» **Work to complete**: Skip the pictures and repeat each line of the data exactly.

[Stored data]
________________________
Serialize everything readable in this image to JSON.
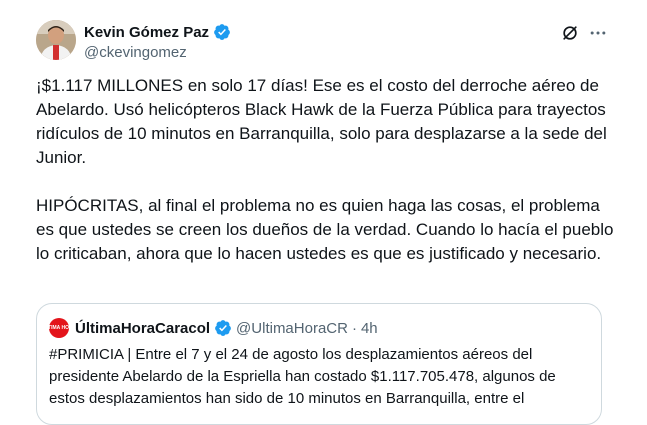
{
  "author": {
    "name": "Kevin Gómez Paz",
    "handle": "@ckevingomez"
  },
  "tweet": {
    "paragraph1": "¡$1.117 MILLONES en solo 17 días! Ese es el costo del derroche aéreo de Abelardo. Usó helicópteros Black Hawk de la Fuerza Pública para trayectos ridículos de 10 minutos en Barranquilla, solo para desplazarse a la sede del Junior.",
    "paragraph2": "HIPÓCRITAS, al final el problema no es quien haga las cosas, el problema es que ustedes se creen los dueños de la verdad. Cuando lo hacía el pueblo lo criticaban, ahora que lo hacen ustedes es que es justificado y necesario."
  },
  "quoted": {
    "avatar_text": "ÚLTIMA HORA",
    "name": "ÚltimaHoraCaracol",
    "handle": "@UltimaHoraCR",
    "separator": "·",
    "time": "4h",
    "text": "#PRIMICIA | Entre el 7 y el 24 de agosto los desplazamientos aéreos del presidente Abelardo de la Espriella han costado $1.117.705.478, algunos de estos desplazamientos han sido de 10 minutos en Barranquilla, entre el"
  },
  "icons": {
    "verified": "verified-badge-icon",
    "grok": "grok-icon",
    "more": "more-icon"
  },
  "colors": {
    "verified": "#1d9bf0",
    "secondary_text": "#536471",
    "quote_border": "#cfd9de",
    "quoted_avatar": "#e3141b"
  }
}
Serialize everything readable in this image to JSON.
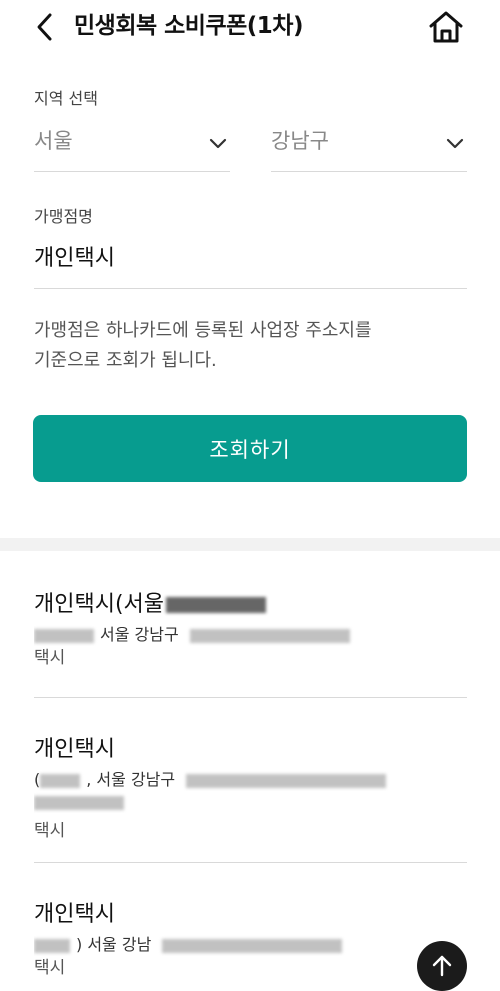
{
  "header": {
    "title": "민생회복 소비쿠폰(1차)",
    "back_icon": "chevron-left-icon",
    "home_icon": "home-icon"
  },
  "form": {
    "region_label": "지역 선택",
    "city_value": "서울",
    "district_value": "강남구",
    "merchant_label": "가맹점명",
    "merchant_value": "개인택시",
    "notice": "가맹점은 하나카드에 등록된 사업장 주소지를\n기준으로 조회가 됩니다.",
    "search_button": "조회하기"
  },
  "results": [
    {
      "name": "개인택시(서울",
      "addr": "서울 강남구",
      "category": "택시"
    },
    {
      "name": "개인택시",
      "addr": "(",
      "addr2": ", 서울 강남구",
      "category": "택시"
    },
    {
      "name": "개인택시",
      "addr": ") 서울 강남",
      "category": "택시"
    }
  ],
  "colors": {
    "accent": "#079c8f",
    "scroll_button": "#1b1b1b"
  }
}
________________________
» **Response to this exercise**:
Serialize everything readable in this image to JSON.
{
  "author": {
    "name": "Kevin Gómez Paz",
    "handle": "@ckevingomez"
  },
  "tweet": {
    "paragraph1": "¡$1.117 MILLONES en solo 17 días! Ese es el costo del derroche aéreo de Abelardo. Usó helicópteros Black Hawk de la Fuerza Pública para trayectos ridículos de 10 minutos en Barranquilla, solo para desplazarse a la sede del Junior.",
    "paragraph2": "HIPÓCRITAS, al final el problema no es quien haga las cosas, el problema es que ustedes se creen los dueños de la verdad. Cuando lo hacía el pueblo lo criticaban, ahora que lo hacen ustedes es que es justificado y necesario."
  },
  "quoted": {
    "avatar_text": "ÚLTIMA HORA",
    "name": "ÚltimaHoraCaracol",
    "handle": "@UltimaHoraCR",
    "separator": "·",
    "time": "4h",
    "text": "#PRIMICIA | Entre el 7 y el 24 de agosto los desplazamientos aéreos del presidente Abelardo de la Espriella han costado $1.117.705.478, algunos de estos desplazamientos han sido de 10 minutos en Barranquilla, entre el"
  },
  "icons": {
    "verified": "verified-badge-icon",
    "grok": "grok-icon",
    "more": "more-icon"
  },
  "colors": {
    "verified": "#1d9bf0",
    "secondary_text": "#536471",
    "quote_border": "#cfd9de",
    "quoted_avatar": "#e3141b"
  }
}
Serialize everything readable in this image to JSON.
{
  "header": {
    "title": "민생회복 소비쿠폰(1차)",
    "back_icon": "chevron-left-icon",
    "home_icon": "home-icon"
  },
  "form": {
    "region_label": "지역 선택",
    "city_value": "서울",
    "district_value": "강남구",
    "merchant_label": "가맹점명",
    "merchant_value": "개인택시",
    "notice": "가맹점은 하나카드에 등록된 사업장 주소지를\n기준으로 조회가 됩니다.",
    "search_button": "조회하기"
  },
  "results": [
    {
      "name": "개인택시(서울",
      "addr": "서울 강남구",
      "category": "택시"
    },
    {
      "name": "개인택시",
      "addr": "(",
      "addr2": ", 서울 강남구",
      "category": "택시"
    },
    {
      "name": "개인택시",
      "addr": ") 서울 강남",
      "category": "택시"
    }
  ],
  "colors": {
    "accent": "#079c8f",
    "scroll_button": "#1b1b1b"
  }
}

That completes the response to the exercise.